Please print the lines from the one containing "abstract-line: dla pracownika" through the one containing "journal-citation: MMR, vol.", both included, copying each character unchanged.

:: The records ::

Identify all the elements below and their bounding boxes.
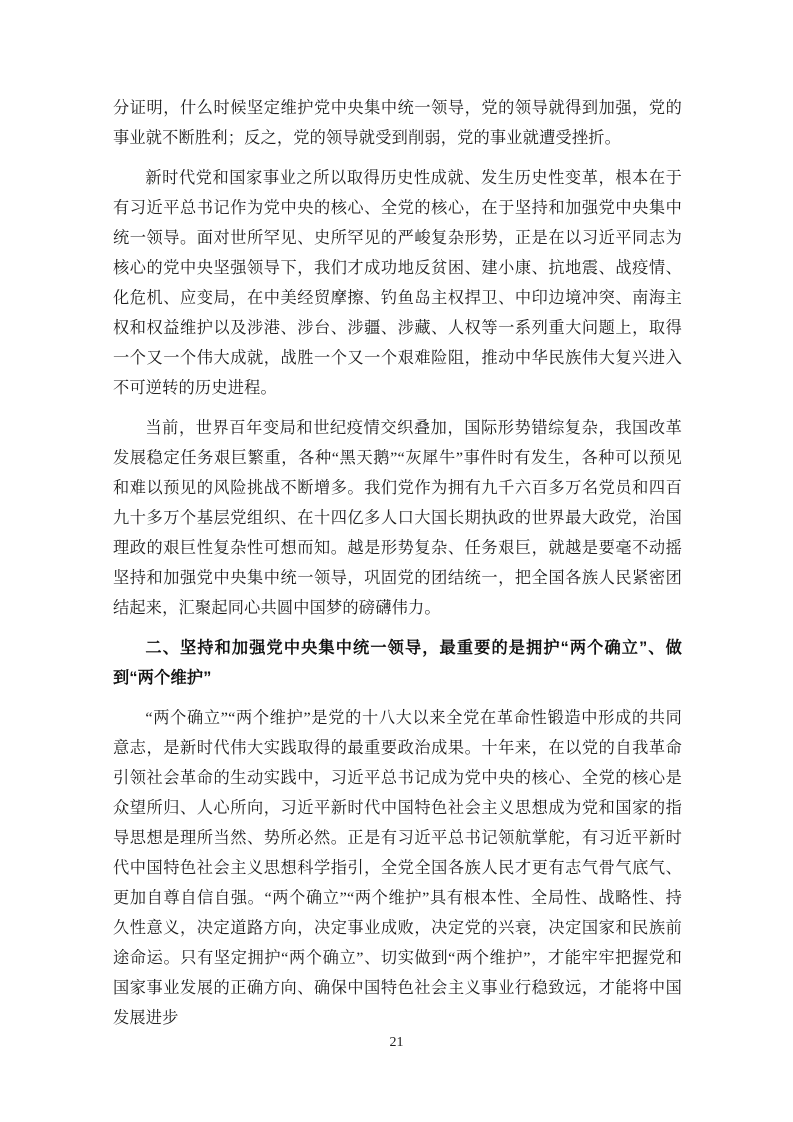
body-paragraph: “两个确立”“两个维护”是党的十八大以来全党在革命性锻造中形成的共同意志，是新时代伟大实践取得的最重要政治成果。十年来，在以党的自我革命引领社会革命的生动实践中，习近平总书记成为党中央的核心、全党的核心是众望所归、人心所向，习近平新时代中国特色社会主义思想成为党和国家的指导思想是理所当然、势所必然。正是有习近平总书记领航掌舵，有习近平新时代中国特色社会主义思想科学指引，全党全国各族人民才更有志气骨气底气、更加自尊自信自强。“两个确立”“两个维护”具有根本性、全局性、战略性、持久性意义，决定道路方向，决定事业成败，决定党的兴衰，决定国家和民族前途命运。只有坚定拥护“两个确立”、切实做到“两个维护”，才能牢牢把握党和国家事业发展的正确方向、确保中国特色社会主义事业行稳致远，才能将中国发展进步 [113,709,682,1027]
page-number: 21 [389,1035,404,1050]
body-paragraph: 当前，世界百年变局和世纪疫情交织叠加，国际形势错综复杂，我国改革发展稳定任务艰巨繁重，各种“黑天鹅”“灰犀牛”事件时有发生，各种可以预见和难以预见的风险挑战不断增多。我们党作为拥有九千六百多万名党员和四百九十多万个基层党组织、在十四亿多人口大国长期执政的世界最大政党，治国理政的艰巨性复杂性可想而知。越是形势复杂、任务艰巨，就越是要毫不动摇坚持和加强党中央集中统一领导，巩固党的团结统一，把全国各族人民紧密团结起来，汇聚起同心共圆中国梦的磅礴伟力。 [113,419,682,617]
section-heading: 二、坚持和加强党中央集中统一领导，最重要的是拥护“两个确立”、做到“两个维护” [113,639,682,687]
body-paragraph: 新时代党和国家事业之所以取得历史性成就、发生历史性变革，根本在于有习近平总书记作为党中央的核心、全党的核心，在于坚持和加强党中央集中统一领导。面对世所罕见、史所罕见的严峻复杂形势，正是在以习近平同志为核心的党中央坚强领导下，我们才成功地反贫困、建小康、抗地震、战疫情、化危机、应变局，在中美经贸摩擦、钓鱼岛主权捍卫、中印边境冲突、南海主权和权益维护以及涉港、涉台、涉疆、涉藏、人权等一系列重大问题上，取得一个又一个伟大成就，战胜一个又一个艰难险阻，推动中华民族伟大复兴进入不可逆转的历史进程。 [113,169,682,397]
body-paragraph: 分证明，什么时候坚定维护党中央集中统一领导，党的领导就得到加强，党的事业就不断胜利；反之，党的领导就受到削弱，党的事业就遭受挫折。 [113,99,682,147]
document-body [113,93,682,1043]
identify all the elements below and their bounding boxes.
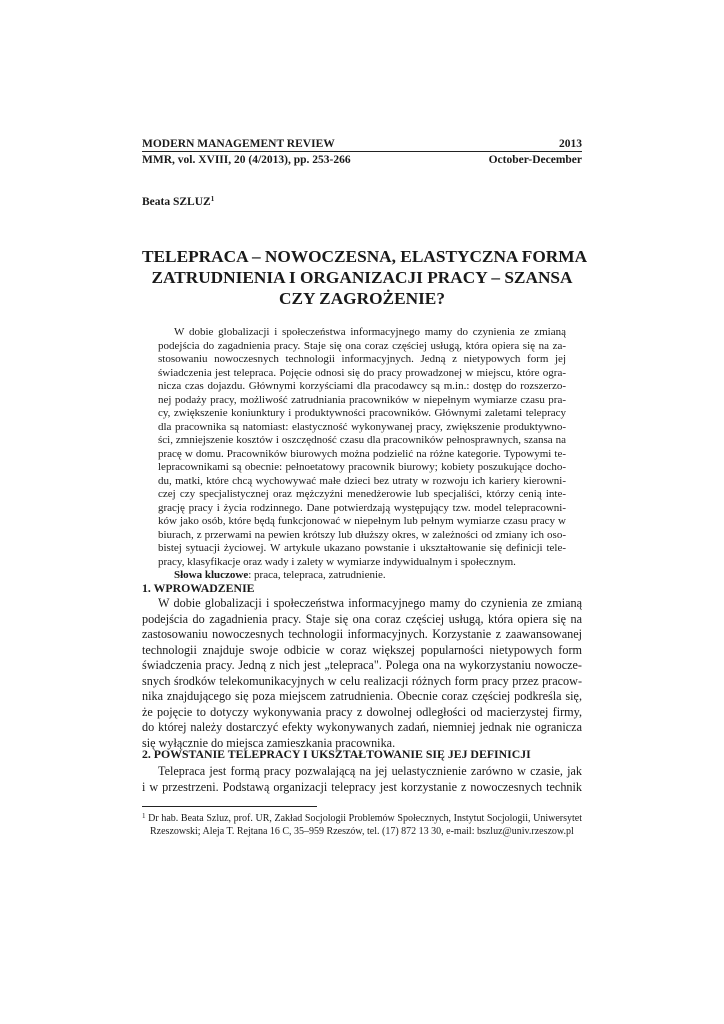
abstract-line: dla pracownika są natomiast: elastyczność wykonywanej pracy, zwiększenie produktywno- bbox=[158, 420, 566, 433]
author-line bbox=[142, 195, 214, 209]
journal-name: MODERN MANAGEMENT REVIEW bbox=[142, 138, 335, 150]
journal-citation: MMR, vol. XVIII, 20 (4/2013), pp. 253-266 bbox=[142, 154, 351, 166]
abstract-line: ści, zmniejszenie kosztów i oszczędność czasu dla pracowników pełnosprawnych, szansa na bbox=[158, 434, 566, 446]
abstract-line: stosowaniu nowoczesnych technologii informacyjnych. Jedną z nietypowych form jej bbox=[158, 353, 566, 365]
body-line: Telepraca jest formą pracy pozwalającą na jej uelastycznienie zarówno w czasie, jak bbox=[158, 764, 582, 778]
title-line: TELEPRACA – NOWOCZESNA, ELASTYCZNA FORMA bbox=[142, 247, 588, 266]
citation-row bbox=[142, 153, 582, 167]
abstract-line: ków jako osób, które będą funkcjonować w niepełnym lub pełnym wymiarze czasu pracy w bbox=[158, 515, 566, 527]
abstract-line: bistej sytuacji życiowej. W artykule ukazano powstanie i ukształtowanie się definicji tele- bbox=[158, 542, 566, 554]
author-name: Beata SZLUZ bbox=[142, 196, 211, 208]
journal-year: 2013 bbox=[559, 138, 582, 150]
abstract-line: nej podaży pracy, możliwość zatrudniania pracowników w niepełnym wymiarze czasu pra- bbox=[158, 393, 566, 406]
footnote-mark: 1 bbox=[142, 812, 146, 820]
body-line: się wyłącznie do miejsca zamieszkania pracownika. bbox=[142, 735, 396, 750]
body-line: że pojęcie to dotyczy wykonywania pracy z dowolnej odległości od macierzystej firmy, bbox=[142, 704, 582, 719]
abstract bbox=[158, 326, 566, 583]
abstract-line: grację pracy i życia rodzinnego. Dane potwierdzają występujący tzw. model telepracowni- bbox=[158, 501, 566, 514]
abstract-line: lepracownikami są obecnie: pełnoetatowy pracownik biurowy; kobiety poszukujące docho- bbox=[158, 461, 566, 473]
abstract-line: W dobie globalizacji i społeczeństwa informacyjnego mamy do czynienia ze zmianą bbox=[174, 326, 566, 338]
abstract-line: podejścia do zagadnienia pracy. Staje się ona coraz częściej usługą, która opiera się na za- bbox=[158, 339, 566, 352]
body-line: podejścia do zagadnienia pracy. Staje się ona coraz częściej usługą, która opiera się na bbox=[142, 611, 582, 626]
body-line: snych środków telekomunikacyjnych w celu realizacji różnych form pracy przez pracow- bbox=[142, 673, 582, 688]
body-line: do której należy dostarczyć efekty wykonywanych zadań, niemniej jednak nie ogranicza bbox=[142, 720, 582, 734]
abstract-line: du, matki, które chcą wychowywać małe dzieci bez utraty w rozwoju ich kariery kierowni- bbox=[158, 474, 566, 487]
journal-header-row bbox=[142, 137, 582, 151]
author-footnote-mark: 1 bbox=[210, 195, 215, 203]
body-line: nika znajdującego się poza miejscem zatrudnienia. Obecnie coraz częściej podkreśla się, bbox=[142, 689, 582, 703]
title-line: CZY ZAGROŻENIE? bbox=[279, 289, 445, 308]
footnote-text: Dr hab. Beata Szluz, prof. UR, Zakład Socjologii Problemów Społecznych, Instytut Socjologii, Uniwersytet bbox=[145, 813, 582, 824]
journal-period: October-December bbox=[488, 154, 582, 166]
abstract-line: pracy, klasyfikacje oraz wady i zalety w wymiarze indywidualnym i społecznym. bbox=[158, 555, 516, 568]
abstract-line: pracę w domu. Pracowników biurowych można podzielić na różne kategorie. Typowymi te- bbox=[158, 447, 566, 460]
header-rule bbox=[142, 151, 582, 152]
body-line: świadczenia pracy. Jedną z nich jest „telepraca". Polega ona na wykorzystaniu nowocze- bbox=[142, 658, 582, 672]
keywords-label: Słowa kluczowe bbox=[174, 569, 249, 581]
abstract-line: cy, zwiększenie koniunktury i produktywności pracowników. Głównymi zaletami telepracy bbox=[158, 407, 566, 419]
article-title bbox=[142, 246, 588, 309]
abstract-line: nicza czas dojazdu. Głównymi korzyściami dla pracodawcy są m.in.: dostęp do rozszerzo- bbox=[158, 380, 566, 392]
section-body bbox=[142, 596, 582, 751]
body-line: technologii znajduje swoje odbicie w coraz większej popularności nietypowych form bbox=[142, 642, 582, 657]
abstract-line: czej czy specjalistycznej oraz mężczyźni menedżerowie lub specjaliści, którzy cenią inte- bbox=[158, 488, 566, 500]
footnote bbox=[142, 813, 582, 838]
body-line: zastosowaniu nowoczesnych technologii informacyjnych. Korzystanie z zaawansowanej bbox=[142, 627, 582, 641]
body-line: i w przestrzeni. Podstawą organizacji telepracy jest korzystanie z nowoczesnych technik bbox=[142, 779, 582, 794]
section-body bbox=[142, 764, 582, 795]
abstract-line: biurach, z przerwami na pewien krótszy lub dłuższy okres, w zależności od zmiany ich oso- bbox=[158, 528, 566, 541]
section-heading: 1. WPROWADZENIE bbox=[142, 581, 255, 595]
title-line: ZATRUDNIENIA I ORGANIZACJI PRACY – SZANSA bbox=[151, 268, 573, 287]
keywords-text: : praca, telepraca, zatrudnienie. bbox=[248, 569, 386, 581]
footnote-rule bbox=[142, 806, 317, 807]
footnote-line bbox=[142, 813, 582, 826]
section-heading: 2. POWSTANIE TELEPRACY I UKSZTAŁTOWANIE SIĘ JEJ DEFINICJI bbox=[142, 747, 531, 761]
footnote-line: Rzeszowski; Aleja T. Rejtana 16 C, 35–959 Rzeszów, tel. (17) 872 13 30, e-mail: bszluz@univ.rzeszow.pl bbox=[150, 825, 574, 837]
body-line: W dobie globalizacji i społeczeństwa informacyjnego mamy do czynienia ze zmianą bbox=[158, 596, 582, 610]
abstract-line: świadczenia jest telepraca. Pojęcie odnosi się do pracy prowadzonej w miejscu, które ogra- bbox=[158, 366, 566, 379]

:::

**Written solution**:
abstract-line: dla pracownika są natomiast: elastyczność wykonywanej pracy, zwiększenie produktywno- bbox=[158, 420, 566, 433]
author-line bbox=[142, 195, 214, 209]
journal-name: MODERN MANAGEMENT REVIEW bbox=[142, 138, 335, 150]
journal-citation: MMR, vol. XVIII, 20 (4/2013), pp. 253-266 bbox=[142, 154, 351, 166]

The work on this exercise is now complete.